Start Input for this task
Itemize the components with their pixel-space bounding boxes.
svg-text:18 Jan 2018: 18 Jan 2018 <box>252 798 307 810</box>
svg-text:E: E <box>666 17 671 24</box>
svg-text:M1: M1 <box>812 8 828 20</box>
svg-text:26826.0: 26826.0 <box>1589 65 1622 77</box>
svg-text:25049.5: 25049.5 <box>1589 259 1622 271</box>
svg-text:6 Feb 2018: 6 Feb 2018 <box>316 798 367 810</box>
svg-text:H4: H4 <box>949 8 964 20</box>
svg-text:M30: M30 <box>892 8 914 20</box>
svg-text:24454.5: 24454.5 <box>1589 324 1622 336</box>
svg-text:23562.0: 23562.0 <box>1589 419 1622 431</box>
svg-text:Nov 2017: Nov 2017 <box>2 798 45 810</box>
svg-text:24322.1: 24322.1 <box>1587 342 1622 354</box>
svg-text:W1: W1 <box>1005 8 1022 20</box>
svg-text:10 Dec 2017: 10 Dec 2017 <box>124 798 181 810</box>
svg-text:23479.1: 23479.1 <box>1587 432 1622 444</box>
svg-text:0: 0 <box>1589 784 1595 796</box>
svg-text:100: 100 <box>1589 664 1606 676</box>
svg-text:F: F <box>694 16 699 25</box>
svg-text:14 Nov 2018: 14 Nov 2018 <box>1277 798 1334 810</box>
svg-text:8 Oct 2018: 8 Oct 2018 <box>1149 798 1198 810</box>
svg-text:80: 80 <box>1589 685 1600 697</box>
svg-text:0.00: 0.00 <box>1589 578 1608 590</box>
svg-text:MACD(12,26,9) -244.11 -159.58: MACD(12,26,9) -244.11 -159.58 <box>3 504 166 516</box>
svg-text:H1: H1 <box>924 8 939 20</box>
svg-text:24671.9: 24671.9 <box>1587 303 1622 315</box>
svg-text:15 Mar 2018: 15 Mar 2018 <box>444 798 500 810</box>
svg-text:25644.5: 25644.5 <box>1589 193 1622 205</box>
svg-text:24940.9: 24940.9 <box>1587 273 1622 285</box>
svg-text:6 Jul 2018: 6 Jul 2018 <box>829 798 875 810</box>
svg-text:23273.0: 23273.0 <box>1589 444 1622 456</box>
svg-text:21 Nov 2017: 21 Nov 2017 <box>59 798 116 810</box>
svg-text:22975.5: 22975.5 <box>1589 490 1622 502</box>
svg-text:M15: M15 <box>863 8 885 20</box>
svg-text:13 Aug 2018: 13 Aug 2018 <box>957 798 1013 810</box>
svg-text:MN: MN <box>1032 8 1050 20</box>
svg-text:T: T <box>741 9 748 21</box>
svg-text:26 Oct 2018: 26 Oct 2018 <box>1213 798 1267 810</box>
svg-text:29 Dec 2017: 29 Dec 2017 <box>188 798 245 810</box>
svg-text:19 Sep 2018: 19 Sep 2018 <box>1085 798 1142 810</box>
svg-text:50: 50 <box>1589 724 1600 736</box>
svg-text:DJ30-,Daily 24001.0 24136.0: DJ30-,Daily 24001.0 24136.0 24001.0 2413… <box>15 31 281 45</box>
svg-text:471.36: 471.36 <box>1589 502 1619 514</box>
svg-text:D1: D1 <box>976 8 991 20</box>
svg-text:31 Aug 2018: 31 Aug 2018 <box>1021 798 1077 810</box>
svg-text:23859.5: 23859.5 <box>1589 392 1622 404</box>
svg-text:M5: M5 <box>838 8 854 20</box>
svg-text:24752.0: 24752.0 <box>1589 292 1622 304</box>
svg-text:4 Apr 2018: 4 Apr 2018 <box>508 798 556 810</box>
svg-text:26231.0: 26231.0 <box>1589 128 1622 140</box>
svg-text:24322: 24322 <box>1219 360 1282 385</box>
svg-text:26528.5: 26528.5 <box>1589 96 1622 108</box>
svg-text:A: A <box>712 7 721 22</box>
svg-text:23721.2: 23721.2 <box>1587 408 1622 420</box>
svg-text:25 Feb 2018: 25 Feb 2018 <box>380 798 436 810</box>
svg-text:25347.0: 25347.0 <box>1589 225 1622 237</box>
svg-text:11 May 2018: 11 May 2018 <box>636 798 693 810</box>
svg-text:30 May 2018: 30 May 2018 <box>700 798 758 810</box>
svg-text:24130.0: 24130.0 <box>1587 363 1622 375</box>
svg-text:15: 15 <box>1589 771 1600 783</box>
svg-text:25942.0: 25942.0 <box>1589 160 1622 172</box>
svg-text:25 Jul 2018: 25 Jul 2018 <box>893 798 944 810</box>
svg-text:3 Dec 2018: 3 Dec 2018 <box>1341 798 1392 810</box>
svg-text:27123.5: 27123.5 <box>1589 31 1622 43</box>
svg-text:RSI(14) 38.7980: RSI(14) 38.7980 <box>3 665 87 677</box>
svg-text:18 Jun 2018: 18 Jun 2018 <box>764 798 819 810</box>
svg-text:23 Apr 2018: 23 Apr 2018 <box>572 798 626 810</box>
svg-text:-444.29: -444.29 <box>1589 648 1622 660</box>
End Input for this task
Rewrite the data records with every "Nov" changed to "November", leaving all other text as it is.

Itemize the components with their pixel-space bounding boxes.
svg-text:18 Jan 2018: 18 Jan 2018 <box>252 798 307 810</box>
svg-text:E: E <box>666 17 671 24</box>
svg-text:M1: M1 <box>812 8 828 20</box>
svg-text:26826.0: 26826.0 <box>1589 65 1622 77</box>
svg-text:25049.5: 25049.5 <box>1589 259 1622 271</box>
svg-text:6 Feb 2018: 6 Feb 2018 <box>316 798 367 810</box>
svg-text:H4: H4 <box>949 8 964 20</box>
svg-text:M30: M30 <box>892 8 914 20</box>
svg-text:24454.5: 24454.5 <box>1589 324 1622 336</box>
svg-text:23562.0: 23562.0 <box>1589 419 1622 431</box>
svg-text:November 2017: November 2017 <box>2 798 45 810</box>
svg-text:24322.1: 24322.1 <box>1587 342 1622 354</box>
svg-text:W1: W1 <box>1005 8 1022 20</box>
svg-text:10 Dec 2017: 10 Dec 2017 <box>124 798 181 810</box>
svg-text:23479.1: 23479.1 <box>1587 432 1622 444</box>
svg-text:0: 0 <box>1589 784 1595 796</box>
svg-text:100: 100 <box>1589 664 1606 676</box>
svg-text:F: F <box>694 16 699 25</box>
svg-text:14 November 2018: 14 November 2018 <box>1277 798 1334 810</box>
svg-text:8 Oct 2018: 8 Oct 2018 <box>1149 798 1198 810</box>
svg-text:80: 80 <box>1589 685 1600 697</box>
svg-text:0.00: 0.00 <box>1589 578 1608 590</box>
svg-text:MACD(12,26,9) -244.11 -159.58: MACD(12,26,9) -244.11 -159.58 <box>3 504 166 516</box>
svg-text:H1: H1 <box>924 8 939 20</box>
svg-text:24671.9: 24671.9 <box>1587 303 1622 315</box>
svg-text:15 Mar 2018: 15 Mar 2018 <box>444 798 500 810</box>
svg-text:25644.5: 25644.5 <box>1589 193 1622 205</box>
svg-text:24940.9: 24940.9 <box>1587 273 1622 285</box>
svg-text:6 Jul 2018: 6 Jul 2018 <box>829 798 875 810</box>
svg-text:23273.0: 23273.0 <box>1589 444 1622 456</box>
svg-text:21 November 2017: 21 November 2017 <box>59 798 116 810</box>
svg-text:22975.5: 22975.5 <box>1589 490 1622 502</box>
svg-text:M15: M15 <box>863 8 885 20</box>
svg-text:13 Aug 2018: 13 Aug 2018 <box>957 798 1013 810</box>
svg-text:MN: MN <box>1032 8 1050 20</box>
svg-text:T: T <box>741 9 748 21</box>
svg-text:26 Oct 2018: 26 Oct 2018 <box>1213 798 1267 810</box>
svg-text:29 Dec 2017: 29 Dec 2017 <box>188 798 245 810</box>
svg-text:19 Sep 2018: 19 Sep 2018 <box>1085 798 1142 810</box>
svg-text:50: 50 <box>1589 724 1600 736</box>
svg-text:DJ30-,Daily 24001.0 24136.0: DJ30-,Daily 24001.0 24136.0 24001.0 2413… <box>15 31 281 45</box>
svg-text:471.36: 471.36 <box>1589 502 1619 514</box>
svg-text:D1: D1 <box>976 8 991 20</box>
svg-text:31 Aug 2018: 31 Aug 2018 <box>1021 798 1077 810</box>
svg-text:23859.5: 23859.5 <box>1589 392 1622 404</box>
svg-text:M5: M5 <box>838 8 854 20</box>
svg-text:24752.0: 24752.0 <box>1589 292 1622 304</box>
svg-text:4 Apr 2018: 4 Apr 2018 <box>508 798 556 810</box>
svg-text:26231.0: 26231.0 <box>1589 128 1622 140</box>
svg-text:24322: 24322 <box>1219 360 1282 385</box>
svg-text:26528.5: 26528.5 <box>1589 96 1622 108</box>
svg-text:A: A <box>712 7 721 22</box>
svg-text:23721.2: 23721.2 <box>1587 408 1622 420</box>
svg-text:25 Feb 2018: 25 Feb 2018 <box>380 798 436 810</box>
svg-text:25347.0: 25347.0 <box>1589 225 1622 237</box>
svg-text:11 May 2018: 11 May 2018 <box>636 798 693 810</box>
svg-text:30 May 2018: 30 May 2018 <box>700 798 758 810</box>
svg-text:24130.0: 24130.0 <box>1587 363 1622 375</box>
svg-text:15: 15 <box>1589 771 1600 783</box>
svg-text:25942.0: 25942.0 <box>1589 160 1622 172</box>
svg-text:25 Jul 2018: 25 Jul 2018 <box>893 798 944 810</box>
svg-text:3 Dec 2018: 3 Dec 2018 <box>1341 798 1392 810</box>
svg-text:27123.5: 27123.5 <box>1589 31 1622 43</box>
svg-text:RSI(14) 38.7980: RSI(14) 38.7980 <box>3 665 87 677</box>
svg-text:18 Jun 2018: 18 Jun 2018 <box>764 798 819 810</box>
svg-text:23 Apr 2018: 23 Apr 2018 <box>572 798 626 810</box>
svg-text:-444.29: -444.29 <box>1589 648 1622 660</box>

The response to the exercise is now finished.